Please put every line of the listing below into a numbered list, skipping blank lines. Leave out the pictures.

▸ **Stored entries**
= = = = = = =

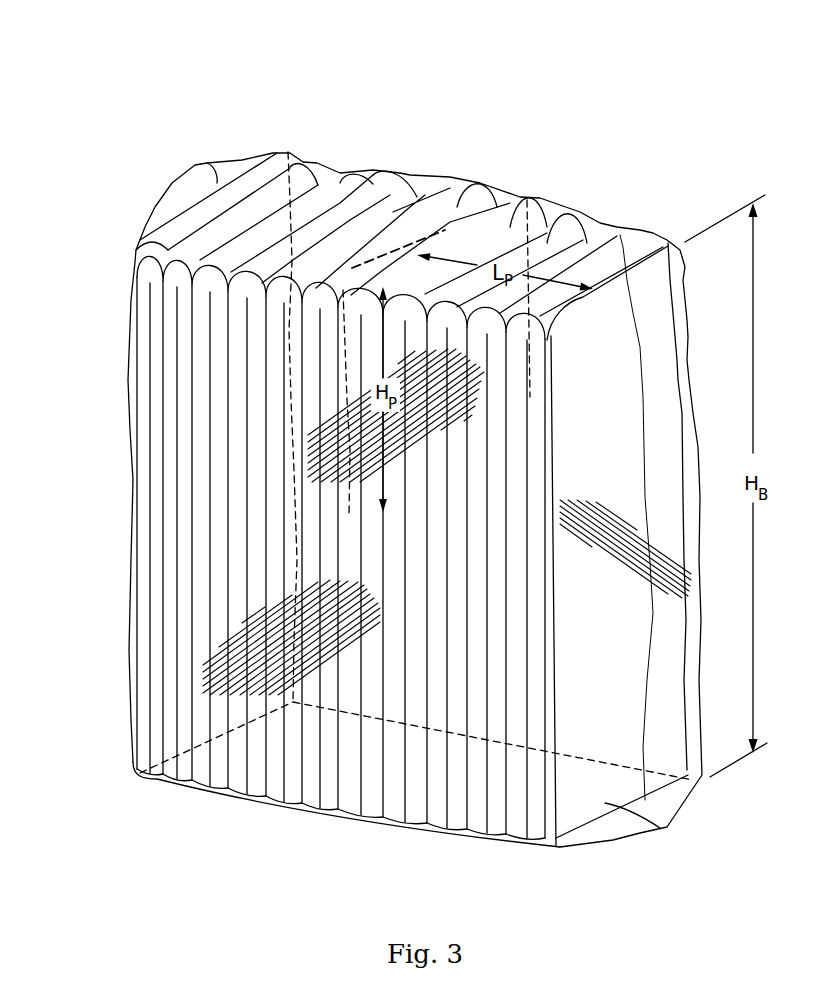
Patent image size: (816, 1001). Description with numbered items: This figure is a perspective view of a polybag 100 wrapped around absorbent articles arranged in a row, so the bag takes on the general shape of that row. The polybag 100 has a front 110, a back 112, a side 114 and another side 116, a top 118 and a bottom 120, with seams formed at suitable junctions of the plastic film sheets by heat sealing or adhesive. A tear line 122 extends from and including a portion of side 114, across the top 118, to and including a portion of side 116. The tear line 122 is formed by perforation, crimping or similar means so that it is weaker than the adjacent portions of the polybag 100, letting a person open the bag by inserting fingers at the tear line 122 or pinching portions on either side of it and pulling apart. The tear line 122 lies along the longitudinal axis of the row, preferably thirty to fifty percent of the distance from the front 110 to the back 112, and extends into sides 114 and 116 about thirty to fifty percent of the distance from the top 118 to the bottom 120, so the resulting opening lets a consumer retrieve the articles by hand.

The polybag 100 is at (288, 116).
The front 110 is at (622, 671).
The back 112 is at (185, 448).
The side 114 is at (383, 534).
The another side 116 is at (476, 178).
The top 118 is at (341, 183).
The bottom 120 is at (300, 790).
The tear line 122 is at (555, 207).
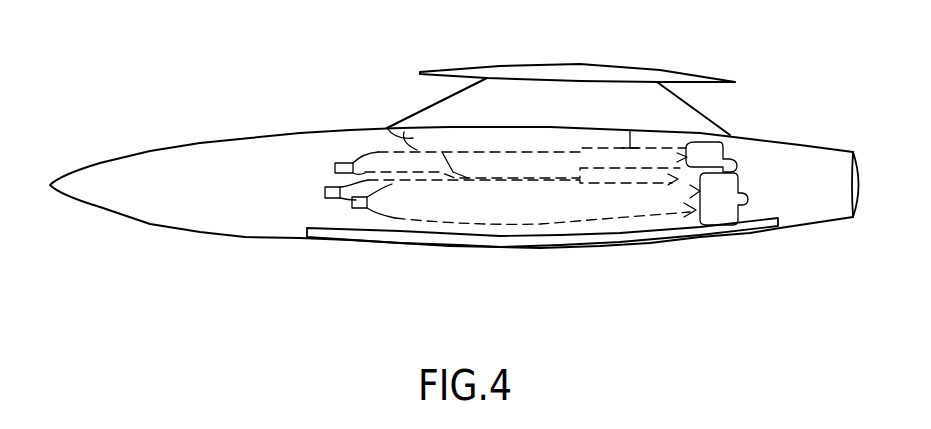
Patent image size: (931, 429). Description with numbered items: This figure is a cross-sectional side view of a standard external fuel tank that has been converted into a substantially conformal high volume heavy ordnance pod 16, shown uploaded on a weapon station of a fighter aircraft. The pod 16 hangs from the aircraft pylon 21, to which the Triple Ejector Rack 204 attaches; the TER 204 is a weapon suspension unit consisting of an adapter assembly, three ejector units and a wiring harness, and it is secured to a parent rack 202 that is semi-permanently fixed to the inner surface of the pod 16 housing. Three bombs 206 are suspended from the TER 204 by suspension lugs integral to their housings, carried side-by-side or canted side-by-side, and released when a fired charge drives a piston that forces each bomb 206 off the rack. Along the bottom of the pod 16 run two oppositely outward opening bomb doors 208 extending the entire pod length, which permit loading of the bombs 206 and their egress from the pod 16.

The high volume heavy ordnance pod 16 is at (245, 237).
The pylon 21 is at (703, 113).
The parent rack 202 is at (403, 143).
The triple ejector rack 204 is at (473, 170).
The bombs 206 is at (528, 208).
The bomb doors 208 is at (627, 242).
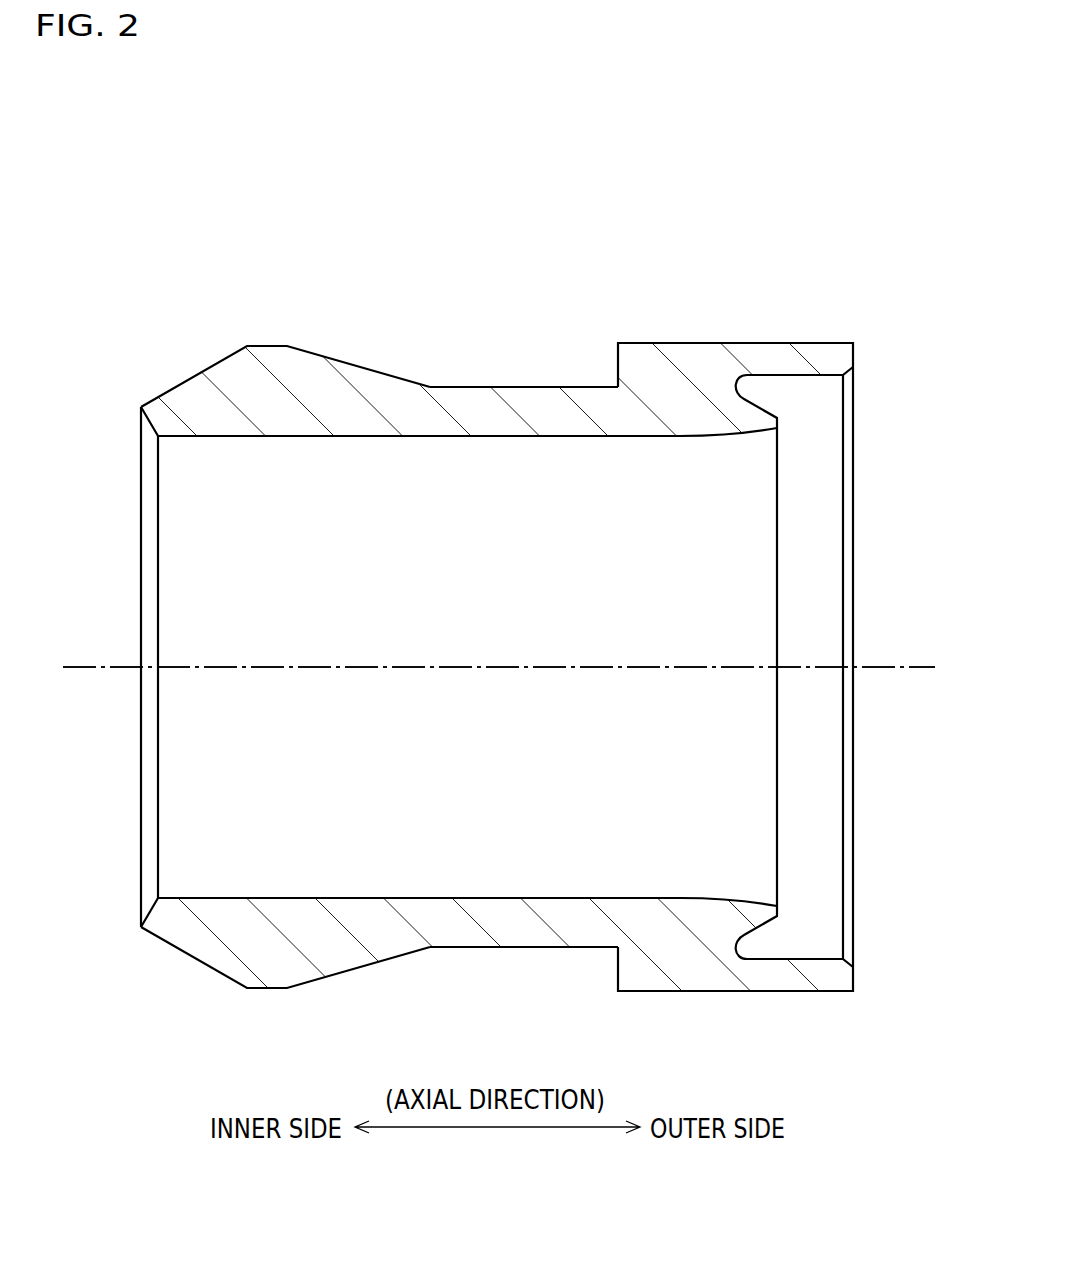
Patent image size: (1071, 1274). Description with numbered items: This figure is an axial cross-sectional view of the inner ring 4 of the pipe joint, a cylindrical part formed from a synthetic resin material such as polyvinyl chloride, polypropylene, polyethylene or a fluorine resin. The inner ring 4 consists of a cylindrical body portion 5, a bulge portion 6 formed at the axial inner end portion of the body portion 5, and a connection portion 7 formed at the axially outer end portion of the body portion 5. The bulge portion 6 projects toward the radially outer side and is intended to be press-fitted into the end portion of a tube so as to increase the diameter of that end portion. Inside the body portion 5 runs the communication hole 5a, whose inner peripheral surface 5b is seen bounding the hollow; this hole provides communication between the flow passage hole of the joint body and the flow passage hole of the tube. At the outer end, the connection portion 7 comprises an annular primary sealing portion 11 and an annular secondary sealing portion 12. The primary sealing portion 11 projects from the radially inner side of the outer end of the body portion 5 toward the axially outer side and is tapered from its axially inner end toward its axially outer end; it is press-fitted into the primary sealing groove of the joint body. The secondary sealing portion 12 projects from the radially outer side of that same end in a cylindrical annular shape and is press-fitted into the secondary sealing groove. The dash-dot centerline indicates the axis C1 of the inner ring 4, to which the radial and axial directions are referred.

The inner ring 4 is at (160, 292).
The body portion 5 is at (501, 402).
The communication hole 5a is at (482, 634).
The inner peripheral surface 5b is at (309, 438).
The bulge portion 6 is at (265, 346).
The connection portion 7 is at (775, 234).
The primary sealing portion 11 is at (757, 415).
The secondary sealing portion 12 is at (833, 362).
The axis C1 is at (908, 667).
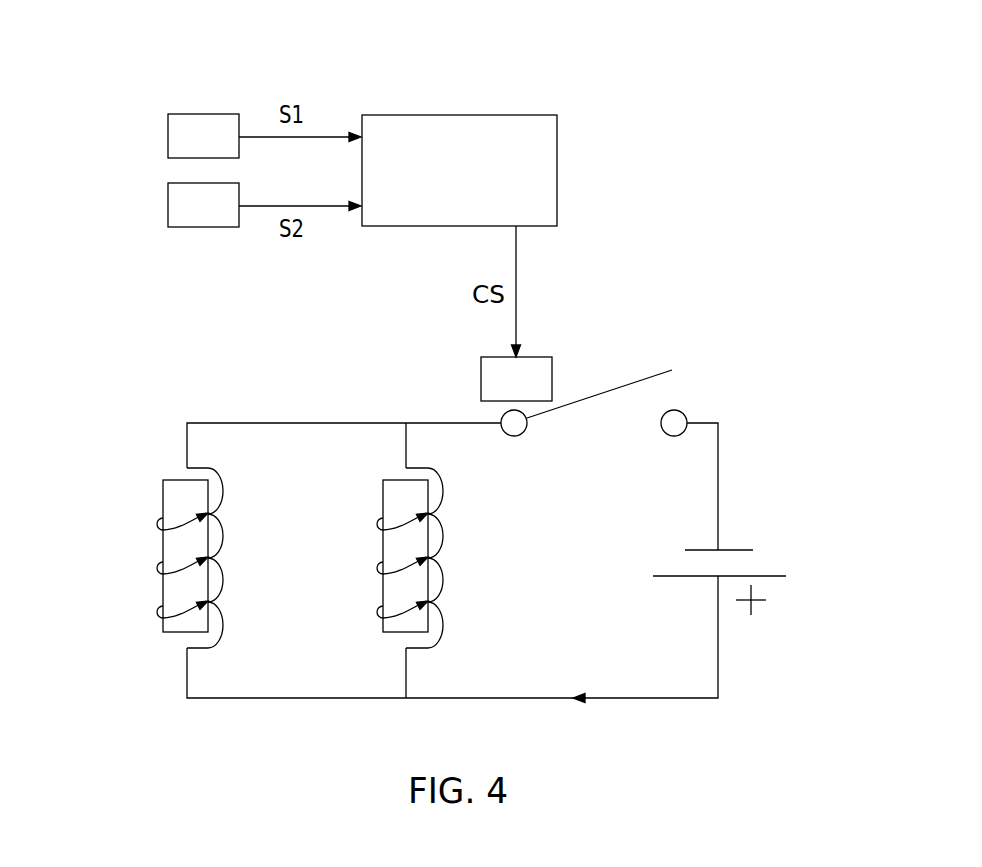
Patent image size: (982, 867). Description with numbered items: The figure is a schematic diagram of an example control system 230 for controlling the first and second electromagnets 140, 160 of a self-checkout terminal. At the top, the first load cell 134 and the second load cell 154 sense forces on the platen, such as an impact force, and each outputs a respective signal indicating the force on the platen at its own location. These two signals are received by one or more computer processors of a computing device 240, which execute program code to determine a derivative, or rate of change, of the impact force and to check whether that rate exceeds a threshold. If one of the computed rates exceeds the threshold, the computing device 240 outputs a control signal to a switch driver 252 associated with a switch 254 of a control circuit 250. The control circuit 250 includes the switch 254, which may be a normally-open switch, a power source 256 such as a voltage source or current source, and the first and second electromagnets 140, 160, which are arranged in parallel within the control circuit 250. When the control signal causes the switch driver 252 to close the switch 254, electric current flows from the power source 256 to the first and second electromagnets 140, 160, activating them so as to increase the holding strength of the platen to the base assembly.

= = = = = = =

▸ **Solution**
1. Patent image size: (816, 1001). Description with numbered items: This figure is a perspective view of a polybag 100 wrapped around absorbent articles arranged in a row, so the bag takes on the general shape of that row. The polybag 100 has a front 110, a back 112, a side 114 and another side 116, a top 118 and a bottom 120, with seams formed at suitable junctions of the plastic film sheets by heat sealing or adhesive. A tear line 122 extends from and including a portion of side 114, across the top 118, to and including a portion of side 116. The tear line 122 is formed by perforation, crimping or similar means so that it is weaker than the adjacent portions of the polybag 100, letting a person open the bag by inserting fingers at the tear line 122 or pinching portions on either side of it and pulling apart. The tear line 122 lies along the longitudinal axis of the row, preferably thirty to fifty percent of the distance from the front 110 to the back 112, and extends into sides 114 and 116 about thirty to fifty percent of the distance from the top 118 to the bottom 120, so the resulting opening lets a consumer retrieve the articles by hand.
2. The polybag 100 is at (288, 116).
3. The front 110 is at (622, 671).
4. The back 112 is at (185, 448).
5. The side 114 is at (383, 534).
6. The another side 116 is at (476, 178).
7. The top 118 is at (341, 183).
8. The bottom 120 is at (300, 790).
9. The tear line 122 is at (555, 207).
10. Patent image size: (931, 429). Description with numbered items: This figure is a cross-sectional side view of a standard external fuel tank that has been converted into a substantially conformal high volume heavy ordnance pod 16, shown uploaded on a weapon station of a fighter aircraft. The pod 16 hangs from the aircraft pylon 21, to which the Triple Ejector Rack 204 attaches; the TER 204 is a weapon suspension unit consisting of an adapter assembly, three ejector units and a wiring harness, and it is secured to a parent rack 202 that is semi-permanently fixed to the inner surface of the pod 16 housing. Three bombs 206 are suspended from the TER 204 by suspension lugs integral to their housings, carried side-by-side or canted side-by-side, and released when a fired charge drives a piston that forces each bomb 206 off the rack. Along the bottom of the pod 16 run two oppositely outward opening bomb doors 208 extending the entire pod length, which permit loading of the bombs 206 and their egress from the pod 16.
11. The high volume heavy ordnance pod 16 is at (245, 237).
12. The pylon 21 is at (703, 113).
13. The parent rack 202 is at (403, 143).
14. The triple ejector rack 204 is at (473, 170).
15. The bombs 206 is at (528, 208).
16. The bomb doors 208 is at (627, 242).
17. Patent image size: (1071, 1274). Description with numbered items: This figure is an axial cross-sectional view of the inner ring 4 of the pipe joint, a cylindrical part formed from a synthetic resin material such as polyvinyl chloride, polypropylene, polyethylene or a fluorine resin. The inner ring 4 consists of a cylindrical body portion 5, a bulge portion 6 formed at the axial inner end portion of the body portion 5, and a connection portion 7 formed at the axially outer end portion of the body portion 5. The bulge portion 6 projects toward the radially outer side and is intended to be press-fitted into the end portion of a tube so as to increase the diameter of that end portion. Inside the body portion 5 runs the communication hole 5a, whose inner peripheral surface 5b is seen bounding the hollow; this hole provides communication between the flow passage hole of the joint body and the flow passage hole of the tube. At the outer end, the connection portion 7 comprises an annular primary sealing portion 11 and an annular secondary sealing portion 12. The primary sealing portion 11 projects from the radially inner side of the outer end of the body portion 5 toward the axially outer side and is tapered from its axially inner end toward its axially outer end; it is press-fitted into the primary sealing groove of the joint body. The secondary sealing portion 12 projects from the radially outer side of that same end in a cylindrical annular shape and is press-fitted into the secondary sealing groove. The dash-dot centerline indicates the axis C1 of the inner ring 4, to which the radial and axial directions are referred.
18. The inner ring 4 is at (160, 292).
19. The body portion 5 is at (501, 402).
20. The communication hole 5a is at (482, 634).
21. The inner peripheral surface 5b is at (309, 438).
22. The bulge portion 6 is at (265, 346).
23. The connection portion 7 is at (775, 234).
24. The primary sealing portion 11 is at (757, 415).
25. The secondary sealing portion 12 is at (833, 362).
26. The axis C1 is at (908, 667).
27. Patent image size: (982, 867). Description with numbered items: The figure is a schematic diagram of an example control system 230 for controlling the first and second electromagnets 140, 160 of a self-checkout terminal. At the top, the first load cell 134 and the second load cell 154 sense forces on the platen, such as an impact force, and each outputs a respective signal indicating the force on the platen at its own location. These two signals are received by one or more computer processors of a computing device 240, which execute program code to determine a derivative, or rate of change, of the impact force and to check whether that rate exceeds a threshold. If one of the computed rates exceeds the threshold, the computing device 240 outputs a control signal to a switch driver 252 associated with a switch 254 of a control circuit 250. The control circuit 250 includes the switch 254, which may be a normally-open switch, a power source 256 such as a voltage source or current source, and the first and second electromagnets 140, 160, which are arranged in parallel within the control circuit 250. When the control signal causes the switch driver 252 to close the switch 254, electric current flows from the power source 256 to the first and second electromagnets 140, 160, activating them so as to increase the holding strength of the platen to the base assembly.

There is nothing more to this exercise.